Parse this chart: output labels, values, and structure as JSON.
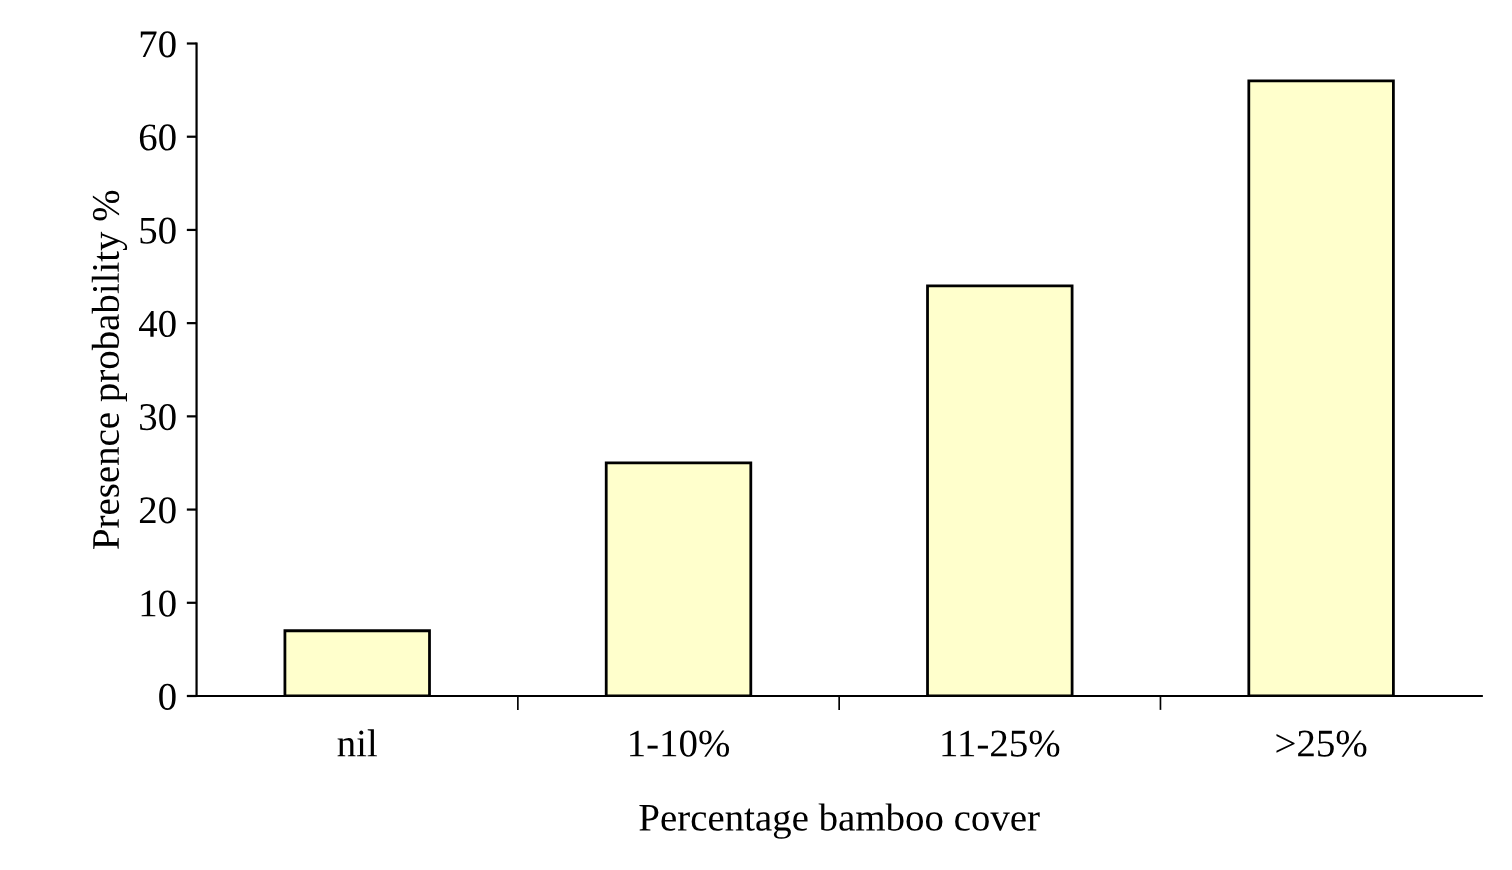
{
  "chart_data": {
    "type": "bar",
    "xlabel": "Percentage bamboo cover",
    "ylabel": "Presence probability %",
    "categories": [
      "nil",
      "1-10%",
      "11-25%",
      ">25%"
    ],
    "values": [
      7,
      25,
      44,
      66
    ],
    "color": "#ffffcc",
    "ylim": [
      0,
      70
    ],
    "yticks": [
      0,
      10,
      20,
      30,
      40,
      50,
      60,
      70
    ],
    "grid": false
  }
}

■ ■ ■ ■ ■

Images must not appear in the copy; reproduce everything else in the records verbatim.

■ **EXPECTED ANSWER**:
Parse this chart: output labels, values, and structure as JSON.
{
  "chart_data": {
    "type": "bar",
    "xlabel": "Percentage bamboo cover",
    "ylabel": "Presence probability %",
    "categories": [
      "nil",
      "1-10%",
      "11-25%",
      ">25%"
    ],
    "values": [
      7,
      25,
      44,
      66
    ],
    "color": "#ffffcc",
    "ylim": [
      0,
      70
    ],
    "yticks": [
      0,
      10,
      20,
      30,
      40,
      50,
      60,
      70
    ],
    "grid": false
  }
}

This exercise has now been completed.